[GOAL OF THE EXERCISE]
Transcribe the material exactly. Images do not belong in the copy.

[Part of a data file]
************

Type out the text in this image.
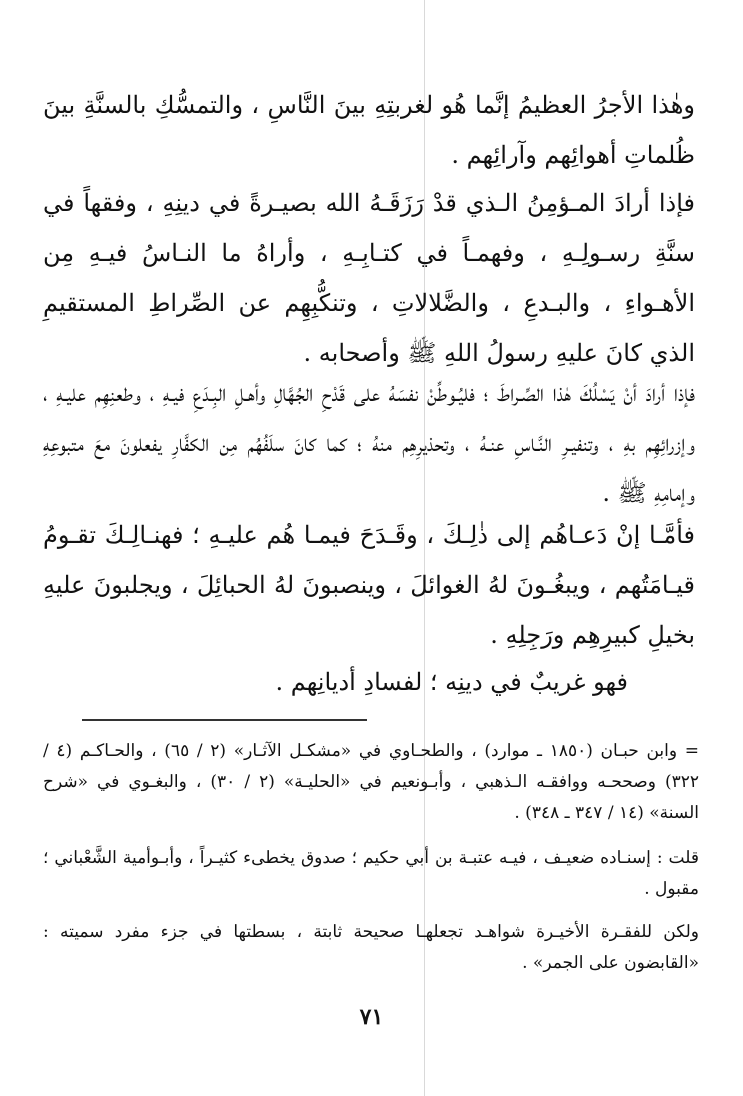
وهٰذا الأجرُ العظيمُ إنَّما هُو لغربتِهِ بينَ النَّاسِ ، والتمسُّكِ بالسنَّةِ بينَ ظُلماتِ أهوائِهم وآرائِهم .

فإذا أرادَ المـؤمِنُ الـذي قدْ رَزَقَـهُ الله بصيـرةً في دينِهِ ، وفقهاً في سنَّةِ رسـولِـهِ ، وفهمـاً في كتـابِـهِ ، وأراهُ ما النـاسُ فيـهِ مِن الأهـواءِ ، والبـدعِ ، والضَّلالاتِ ، وتنكُّبِهِم عن الصِّراطِ المستقيمِ الذي كانَ عليهِ رسولُ اللهِ ﷺ وأصحابه .

فإذا أرادَ أنْ يَسْلُكَ هٰذا الصِّـراطَ ؛ فليُـوطِّنْ نفسَهُ على قَدْحِ الجُهَّالِ وأهـلِ البِـدَعِ فيـهِ ، وطعنِهِم عليـهِ ، وإزرائِهِم بهِ ، وتنفيـرِ النَّـاسِ عنـهُ ، وتحذيرِهِم منهُ ؛ كما كانَ سلَفُهُم مِن الكفَّارِ يفعلونَ معَ متبوعِهِ وإمامِهِ ﷺ .

فأمَّـا إنْ دَعـاهُم إلى ذٰلِـكَ ، وقَـدَحَ فيمـا هُم عليـهِ ؛ فهنـالِـكَ تقـومُ قيـامَتُهم ، ويبغُـونَ لهُ الغوائلَ ، وينصبونَ لهُ الحبائِلَ ، ويجلبونَ عليهِ بخيلِ كبيرِهِم ورَجِلِهِ .

فهو غريبٌ في دينِه ؛ لفسادِ أديانِهم .

= وابن حبـان (١٨٥٠ ـ موارد) ، والطحـاوي في «مشكـل الآثـار» (٢ / ٦٥) ، والحـاكـم (٤ / ٣٢٢) وصححـه ووافقـه الـذهبي ، وأبـونعيم في «الحليـة» (٢ / ٣٠) ، والبغـوي في «شرح السنة» (١٤ / ٣٤٧ ـ ٣٤٨) .

قلت : إسنـاده ضعيـف ، فيـه عتبـة بن أبي حكيم ؛ صدوق يخطىء كثيـراً ، وأبـوأمية الشَّعْباني ؛ مقبول .

ولكن للفقـرة الأخيـرة شواهـد تجعلهـا صحيحة ثابتة ، بسطتها في جزء مفرد سميته : «القابضون على الجمر» .

٧١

************

[THE RESULT]
Type out the text in this image.
وهٰذا الأجرُ العظيمُ إنَّما هُو لغربتِهِ بينَ النَّاسِ ، والتمسُّكِ بالسنَّةِ بينَ ظُلماتِ أهوائِهم وآرائِهم .

فإذا أرادَ المـؤمِنُ الـذي قدْ رَزَقَـهُ الله بصيـرةً في دينِهِ ، وفقهاً في سنَّةِ رسـولِـهِ ، وفهمـاً في كتـابِـهِ ، وأراهُ ما النـاسُ فيـهِ مِن الأهـواءِ ، والبـدعِ ، والضَّلالاتِ ، وتنكُّبِهِم عن الصِّراطِ المستقيمِ الذي كانَ عليهِ رسولُ اللهِ ﷺ وأصحابه .

فإذا أرادَ أنْ يَسْلُكَ هٰذا الصِّـراطَ ؛ فليُـوطِّنْ نفسَهُ على قَدْحِ الجُهَّالِ وأهـلِ البِـدَعِ فيـهِ ، وطعنِهِم عليـهِ ، وإزرائِهِم بهِ ، وتنفيـرِ النَّـاسِ عنـهُ ، وتحذيرِهِم منهُ ؛ كما كانَ سلَفُهُم مِن الكفَّارِ يفعلونَ معَ متبوعِهِ وإمامِهِ ﷺ .

فأمَّـا إنْ دَعـاهُم إلى ذٰلِـكَ ، وقَـدَحَ فيمـا هُم عليـهِ ؛ فهنـالِـكَ تقـومُ قيـامَتُهم ، ويبغُـونَ لهُ الغوائلَ ، وينصبونَ لهُ الحبائِلَ ، ويجلبونَ عليهِ بخيلِ كبيرِهِم ورَجِلِهِ .

فهو غريبٌ في دينِه ؛ لفسادِ أديانِهم .

= وابن حبـان (١٨٥٠ ـ موارد) ، والطحـاوي في «مشكـل الآثـار» (٢ / ٦٥) ، والحـاكـم (٤ / ٣٢٢) وصححـه ووافقـه الـذهبي ، وأبـونعيم في «الحليـة» (٢ / ٣٠) ، والبغـوي في «شرح السنة» (١٤ / ٣٤٧ ـ ٣٤٨) .

قلت : إسنـاده ضعيـف ، فيـه عتبـة بن أبي حكيم ؛ صدوق يخطىء كثيـراً ، وأبـوأمية الشَّعْباني ؛ مقبول .

ولكن للفقـرة الأخيـرة شواهـد تجعلهـا صحيحة ثابتة ، بسطتها في جزء مفرد سميته : «القابضون على الجمر» .

٧١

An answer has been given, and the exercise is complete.